--- Records for this exercise ---

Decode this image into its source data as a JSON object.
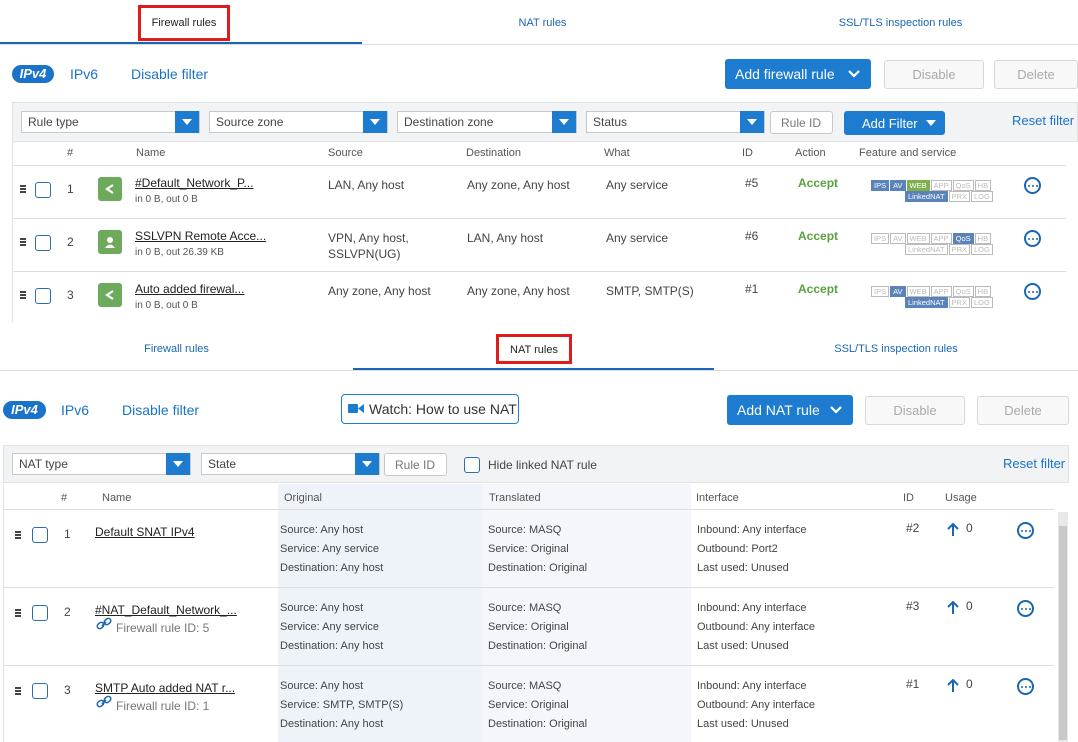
{
  "fw": {
    "tabs": [
      "Firewall rules",
      "NAT rules",
      "SSL/TLS inspection rules"
    ],
    "ipv4": "IPv4",
    "ipv6": "IPv6",
    "disable_filter": "Disable filter",
    "add_button": "Add firewall rule",
    "disable_button": "Disable",
    "delete_button": "Delete",
    "filters": {
      "rule_type": "Rule type",
      "source_zone": "Source zone",
      "destination_zone": "Destination zone",
      "status": "Status",
      "rule_id_placeholder": "Rule ID",
      "add_filter": "Add Filter",
      "reset_filter": "Reset filter"
    },
    "columns": [
      "#",
      "Name",
      "Source",
      "Destination",
      "What",
      "ID",
      "Action",
      "Feature and service"
    ],
    "rows": [
      {
        "num": "1",
        "name": "#Default_Network_P...",
        "traffic": "in 0 B, out 0 B",
        "source": "LAN, Any host",
        "source2": "",
        "destination": "Any zone, Any host",
        "what": "Any service",
        "id": "#5",
        "action": "Accept",
        "icon": "share-icon"
      },
      {
        "num": "2",
        "name": "SSLVPN Remote Acce...",
        "traffic": "in 0 B, out 26.39 KB",
        "source": "VPN, Any host,",
        "source2": "SSLVPN(UG)",
        "destination": "LAN, Any host",
        "what": "Any service",
        "id": "#6",
        "action": "Accept",
        "icon": "user-icon"
      },
      {
        "num": "3",
        "name": "Auto added firewal...",
        "traffic": "in 0 B, out 0 B",
        "source": "Any zone, Any host",
        "source2": "",
        "destination": "Any zone, Any host",
        "what": "SMTP, SMTP(S)",
        "id": "#1",
        "action": "Accept",
        "icon": "share-icon"
      }
    ],
    "feature_tags": [
      "IPS",
      "AV",
      "WEB",
      "APP",
      "QoS",
      "HB",
      "LinkedNAT",
      "PRX",
      "LOG"
    ]
  },
  "nat": {
    "tabs": [
      "Firewall rules",
      "NAT rules",
      "SSL/TLS inspection rules"
    ],
    "ipv4": "IPv4",
    "ipv6": "IPv6",
    "disable_filter": "Disable filter",
    "watch": "Watch: How to use NAT",
    "add_button": "Add NAT rule",
    "disable_button": "Disable",
    "delete_button": "Delete",
    "filters": {
      "nat_type": "NAT type",
      "state": "State",
      "rule_id_placeholder": "Rule ID",
      "hide_linked": "Hide linked NAT rule",
      "reset_filter": "Reset filter"
    },
    "columns": [
      "#",
      "Name",
      "Original",
      "Translated",
      "Interface",
      "ID",
      "Usage"
    ],
    "rows": [
      {
        "num": "1",
        "name": "Default SNAT IPv4",
        "sub": "",
        "orig": [
          "Source: Any host",
          "Service: Any service",
          "Destination: Any host"
        ],
        "trans": [
          "Source: MASQ",
          "Service: Original",
          "Destination: Original"
        ],
        "iface": [
          "Inbound: Any interface",
          "Outbound: Port2",
          "Last used: Unused"
        ],
        "id": "#2",
        "usage": "0"
      },
      {
        "num": "2",
        "name": "#NAT_Default_Network_...",
        "sub": "Firewall rule ID: 5",
        "orig": [
          "Source: Any host",
          "Service: Any service",
          "Destination: Any host"
        ],
        "trans": [
          "Source: MASQ",
          "Service: Original",
          "Destination: Original"
        ],
        "iface": [
          "Inbound: Any interface",
          "Outbound: Any interface",
          "Last used: Unused"
        ],
        "id": "#3",
        "usage": "0"
      },
      {
        "num": "3",
        "name": "SMTP Auto added NAT r...",
        "sub": "Firewall rule ID: 1",
        "orig": [
          "Source: Any host",
          "Service: SMTP, SMTP(S)",
          "Destination: Any host"
        ],
        "trans": [
          "Source: MASQ",
          "Service: Original",
          "Destination: Original"
        ],
        "iface": [
          "Inbound: Any interface",
          "Outbound: Any interface",
          "Last used: Unused"
        ],
        "id": "#1",
        "usage": "0"
      }
    ]
  }
}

--- Challenge ---
Quote the material word for word, dropping any images it holds.

--- Solution for this problem ---
Decode this image into its source data as a JSON object.
{
  "fw": {
    "tabs": [
      "Firewall rules",
      "NAT rules",
      "SSL/TLS inspection rules"
    ],
    "ipv4": "IPv4",
    "ipv6": "IPv6",
    "disable_filter": "Disable filter",
    "add_button": "Add firewall rule",
    "disable_button": "Disable",
    "delete_button": "Delete",
    "filters": {
      "rule_type": "Rule type",
      "source_zone": "Source zone",
      "destination_zone": "Destination zone",
      "status": "Status",
      "rule_id_placeholder": "Rule ID",
      "add_filter": "Add Filter",
      "reset_filter": "Reset filter"
    },
    "columns": [
      "#",
      "Name",
      "Source",
      "Destination",
      "What",
      "ID",
      "Action",
      "Feature and service"
    ],
    "rows": [
      {
        "num": "1",
        "name": "#Default_Network_P...",
        "traffic": "in 0 B, out 0 B",
        "source": "LAN, Any host",
        "source2": "",
        "destination": "Any zone, Any host",
        "what": "Any service",
        "id": "#5",
        "action": "Accept",
        "icon": "share-icon"
      },
      {
        "num": "2",
        "name": "SSLVPN Remote Acce...",
        "traffic": "in 0 B, out 26.39 KB",
        "source": "VPN, Any host,",
        "source2": "SSLVPN(UG)",
        "destination": "LAN, Any host",
        "what": "Any service",
        "id": "#6",
        "action": "Accept",
        "icon": "user-icon"
      },
      {
        "num": "3",
        "name": "Auto added firewal...",
        "traffic": "in 0 B, out 0 B",
        "source": "Any zone, Any host",
        "source2": "",
        "destination": "Any zone, Any host",
        "what": "SMTP, SMTP(S)",
        "id": "#1",
        "action": "Accept",
        "icon": "share-icon"
      }
    ],
    "feature_tags": [
      "IPS",
      "AV",
      "WEB",
      "APP",
      "QoS",
      "HB",
      "LinkedNAT",
      "PRX",
      "LOG"
    ]
  },
  "nat": {
    "tabs": [
      "Firewall rules",
      "NAT rules",
      "SSL/TLS inspection rules"
    ],
    "ipv4": "IPv4",
    "ipv6": "IPv6",
    "disable_filter": "Disable filter",
    "watch": "Watch: How to use NAT",
    "add_button": "Add NAT rule",
    "disable_button": "Disable",
    "delete_button": "Delete",
    "filters": {
      "nat_type": "NAT type",
      "state": "State",
      "rule_id_placeholder": "Rule ID",
      "hide_linked": "Hide linked NAT rule",
      "reset_filter": "Reset filter"
    },
    "columns": [
      "#",
      "Name",
      "Original",
      "Translated",
      "Interface",
      "ID",
      "Usage"
    ],
    "rows": [
      {
        "num": "1",
        "name": "Default SNAT IPv4",
        "sub": "",
        "orig": [
          "Source: Any host",
          "Service: Any service",
          "Destination: Any host"
        ],
        "trans": [
          "Source: MASQ",
          "Service: Original",
          "Destination: Original"
        ],
        "iface": [
          "Inbound: Any interface",
          "Outbound: Port2",
          "Last used: Unused"
        ],
        "id": "#2",
        "usage": "0"
      },
      {
        "num": "2",
        "name": "#NAT_Default_Network_...",
        "sub": "Firewall rule ID: 5",
        "orig": [
          "Source: Any host",
          "Service: Any service",
          "Destination: Any host"
        ],
        "trans": [
          "Source: MASQ",
          "Service: Original",
          "Destination: Original"
        ],
        "iface": [
          "Inbound: Any interface",
          "Outbound: Any interface",
          "Last used: Unused"
        ],
        "id": "#3",
        "usage": "0"
      },
      {
        "num": "3",
        "name": "SMTP Auto added NAT r...",
        "sub": "Firewall rule ID: 1",
        "orig": [
          "Source: Any host",
          "Service: SMTP, SMTP(S)",
          "Destination: Any host"
        ],
        "trans": [
          "Source: MASQ",
          "Service: Original",
          "Destination: Original"
        ],
        "iface": [
          "Inbound: Any interface",
          "Outbound: Any interface",
          "Last used: Unused"
        ],
        "id": "#1",
        "usage": "0"
      }
    ]
  }
}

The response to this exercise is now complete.